*** Selection

By Bryan Hartzheim
Saying goodbye to Japanese cinema 2008: or, why Yojiro Takita's Departures deserves its own top 10.
What a fantastically great year for Japanese cinema! By that, I don't mean the unfortunate passing of legendary director Kon Ichikawa or the great actor Ken Ogata, or the untimely passing of one of the greatest scholars of Japanese cinema in the west, Keiko McDonald, all three of whom will be missed greatly by any cinema aficionado. But the films this year had such range, energy, and overall excellence that one would swear Japan wasn't dominated by TV studio scripting and casting. It still is, of course, but the best movies this year (and there were several) either avoided it entirely, or managed to transcend their genre/studio trappings. This was a year where Kiyoshi Kurosawa made a horror/domestic drama, where Takashi Miike concocted a physics/rock n' roll romance, where Tetsuya Nakashima combined fairy tales with brutality, and where newcomers Norihiro Koizumi and Yosuke Fujita respectively grappled with a very sad wrestling comedy and the funniest four-way lovefest I've ever seen (one of the principals wants to create the world's greatest haunted house. He's thirty).
Every single great filmmaker this year -- whether my favorite, Hirokazu Kore-eda, or other greats like Ryuichi Hiroki, Koki Mitani, or Satoshi Miki -- brought heaps of laughter to the table. But perhaps the most gentle film, Yojiro Takita's Departures, made me feel the best after watching it despite the fewest chuckles of them all. You might hear more about it in the coming months, as it's the most successful commercial and internationally critical film since Masayuki Suo's Shall We Dance?, and is Japan's official entry in the Academy Award's Best Foreign Film category. In a year where the films were too excellent to count, Departures needs more justification than is standard for it being the best Japanese film of the year.

******

## Prompt
According to the article on Japanese cinema in 2008, why might readers hear more about Departures in the coming months? Answer in one to three sentences. The items that follow were drawn from a separate source and are unrelated to the article.

*** Dataset records

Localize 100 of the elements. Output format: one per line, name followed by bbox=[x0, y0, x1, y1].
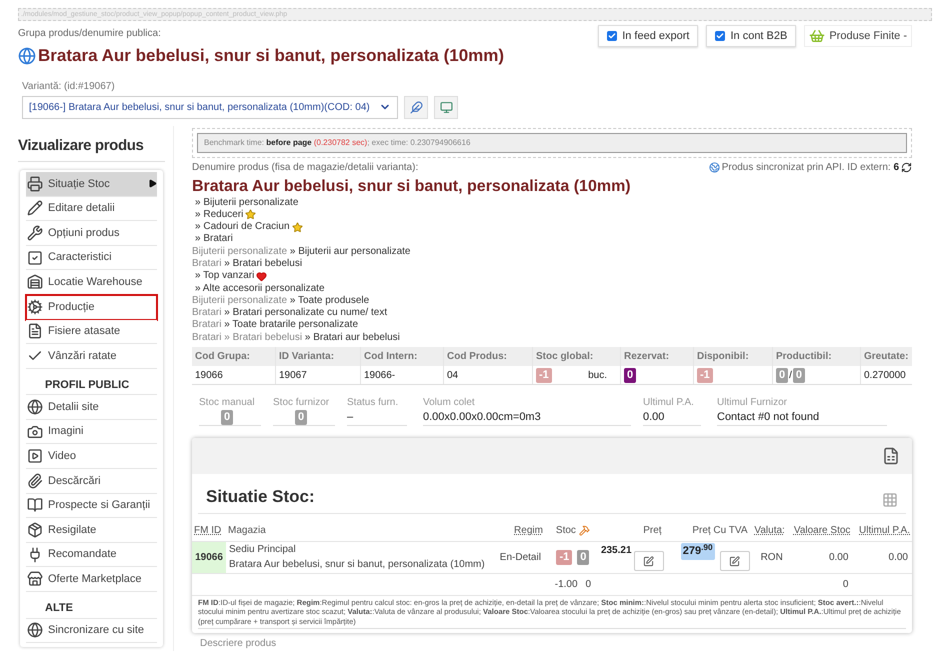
count-badge: 0 bbox=[624, 368, 636, 383]
column-header: Cod Produs: bbox=[444, 347, 532, 366]
column-header: FM ID bbox=[194, 524, 222, 538]
sidebar-item[interactable]: Editare detalii bbox=[26, 196, 157, 222]
checkbox-toggle[interactable]: In feed export bbox=[598, 25, 698, 47]
store-icon bbox=[27, 571, 43, 588]
count-badge: -1 bbox=[697, 368, 713, 383]
table-cell-text: 0.270000 bbox=[864, 368, 906, 383]
category-path: » Alte accesorii personalizate bbox=[194, 282, 325, 295]
count-badge: 0 bbox=[776, 368, 788, 383]
sidebar-item[interactable]: Sincronizare cu site bbox=[26, 618, 157, 644]
category-path: Bratari » Toate bratarile personalizate bbox=[192, 319, 358, 332]
total-cell: 0 bbox=[786, 573, 852, 596]
field-label: Ultimul Furnizor bbox=[717, 396, 788, 410]
column-header: Productibil: bbox=[773, 347, 860, 366]
field-label: Volum colet bbox=[423, 396, 476, 410]
count-badge: 0 bbox=[295, 410, 308, 426]
price-badge: 279$^{.90}$ bbox=[680, 543, 715, 560]
field-label: Variantă: (id:#19067) bbox=[22, 80, 116, 94]
edit-button[interactable] bbox=[634, 551, 664, 572]
paperclip-icon bbox=[27, 472, 43, 489]
monitor-icon bbox=[440, 100, 452, 114]
basket-icon bbox=[809, 28, 826, 44]
field-value: 0.00x0.00x0.00cm=0m3 bbox=[423, 410, 542, 424]
checkbox[interactable] bbox=[715, 31, 726, 41]
warehouse-icon bbox=[27, 274, 43, 290]
table-cell-text: 19067 bbox=[279, 368, 307, 383]
category-button[interactable]: Produse Finite - bbox=[804, 25, 912, 47]
wrench-icon bbox=[27, 224, 43, 241]
id-cell: 19066 bbox=[192, 541, 226, 574]
column-header: Stoc bbox=[556, 524, 576, 538]
book-icon bbox=[27, 497, 43, 514]
field-value: Contact #0 not found bbox=[717, 410, 820, 424]
sidebar-item[interactable]: Producție bbox=[26, 294, 157, 320]
checkbox-toggle[interactable]: In cont B2B bbox=[706, 25, 796, 47]
page-title: Bratara Aur bebelusi, snur si banut, personalizata (10mm) bbox=[38, 45, 504, 67]
category-path: Bijuterii personalizate » Toate produsele bbox=[192, 294, 370, 308]
category-path: » Top vanzari bbox=[194, 270, 254, 283]
camera-icon bbox=[27, 424, 43, 440]
category-path: » Cadouri de Craciun bbox=[194, 221, 290, 234]
count-badge: 0 bbox=[221, 410, 234, 426]
sidebar-item[interactable]: Fisiere atasate bbox=[26, 320, 157, 344]
column-header: Stoc global: bbox=[533, 347, 620, 366]
globe-icon bbox=[708, 162, 720, 172]
category-path: Bratari » Bratari personalizate cu nume/ text bbox=[192, 307, 388, 320]
variant-select[interactable]: [19066-] Bratara Aur bebelusi, snur si banut, personalizata (10mm)(COD: 04) bbox=[22, 96, 398, 118]
table-cell: 0.00 bbox=[786, 541, 852, 574]
field-label: Status furn. bbox=[347, 396, 400, 410]
globe-icon bbox=[27, 399, 43, 416]
hammer-icon[interactable] bbox=[578, 524, 590, 536]
arrow-icon bbox=[148, 179, 157, 188]
report-icon[interactable] bbox=[882, 447, 900, 466]
product-title: Bratara Aur bebelusi, snur si banut, personalizata (10mm) bbox=[192, 178, 632, 196]
checkbox[interactable] bbox=[607, 31, 618, 41]
category-path: » Reduceri bbox=[194, 208, 244, 222]
document-icon bbox=[27, 323, 43, 340]
table-cell-text: 19066- bbox=[364, 368, 396, 383]
gears-icon bbox=[27, 298, 43, 315]
total-cell-text: 0 bbox=[586, 578, 592, 592]
price-text: 235.21 bbox=[600, 544, 632, 558]
field-label: Stoc furnizor bbox=[273, 396, 330, 410]
sidebar-title: Vizualizare produs bbox=[18, 126, 165, 162]
edit-button[interactable] bbox=[720, 551, 750, 572]
field-label: Ultimul P.A. bbox=[643, 396, 695, 410]
count-badge: 0 bbox=[577, 550, 590, 565]
field-value: – bbox=[347, 410, 354, 424]
table-cell-text: 19066 bbox=[195, 368, 223, 383]
sidebar-item[interactable]: Prospecte si Garanții bbox=[26, 494, 157, 518]
checkbox-icon bbox=[27, 250, 43, 266]
heart-icon bbox=[256, 270, 268, 282]
category-path: » Bratari bbox=[194, 233, 233, 246]
column-header: Magazia bbox=[228, 524, 266, 538]
category-path: Bratari » Bratari bebelusi bbox=[192, 258, 302, 270]
column-header: Ultimul P.A. bbox=[859, 524, 910, 538]
star-icon bbox=[292, 222, 303, 233]
box-icon bbox=[27, 522, 43, 538]
column-header: Valuta: bbox=[754, 524, 785, 538]
count-badge: -1 bbox=[556, 550, 572, 565]
star-icon bbox=[245, 209, 256, 220]
column-header: Preț Cu TVA bbox=[692, 524, 748, 538]
column-header: Greutate: bbox=[861, 347, 912, 366]
monitor-button[interactable] bbox=[434, 96, 458, 118]
feather-icon bbox=[410, 100, 422, 114]
column-header: Regim bbox=[514, 524, 543, 538]
table-cell: En-Detail bbox=[496, 541, 545, 574]
field-label: Stoc manual bbox=[199, 396, 256, 410]
table-cell: RON bbox=[750, 541, 787, 574]
column-header: Rezervat: bbox=[621, 347, 693, 366]
benchmark-text: Benchmark time: before page (0.230782 sec); exec time: 0.230794906616 bbox=[204, 138, 470, 146]
table-cell-text: / bbox=[789, 368, 792, 383]
column-header: Valoare Stoc bbox=[794, 524, 850, 538]
edit-icon bbox=[729, 556, 740, 567]
printer-icon bbox=[27, 176, 43, 192]
table-cell: 0.00 bbox=[852, 541, 912, 574]
sidebar-item[interactable]: Situație Stoc bbox=[26, 172, 157, 197]
refresh-icon[interactable] bbox=[901, 162, 912, 172]
table-cell-text: 04 bbox=[447, 368, 458, 383]
feather-button[interactable] bbox=[404, 96, 428, 118]
product-name: Bratara Aur bebelusi, snur si banut, personalizata (10mm) bbox=[229, 558, 486, 572]
panel-title: Situatie Stoc: bbox=[206, 486, 315, 508]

******

## Answer in full
Readers might hear more about Departures because it is the most commercially successful and internationally acclaimed Japanese film since Masayuki Suo's Shall We Dance? It is also Japan's official entry in the Academy Award's Best Foreign Film category.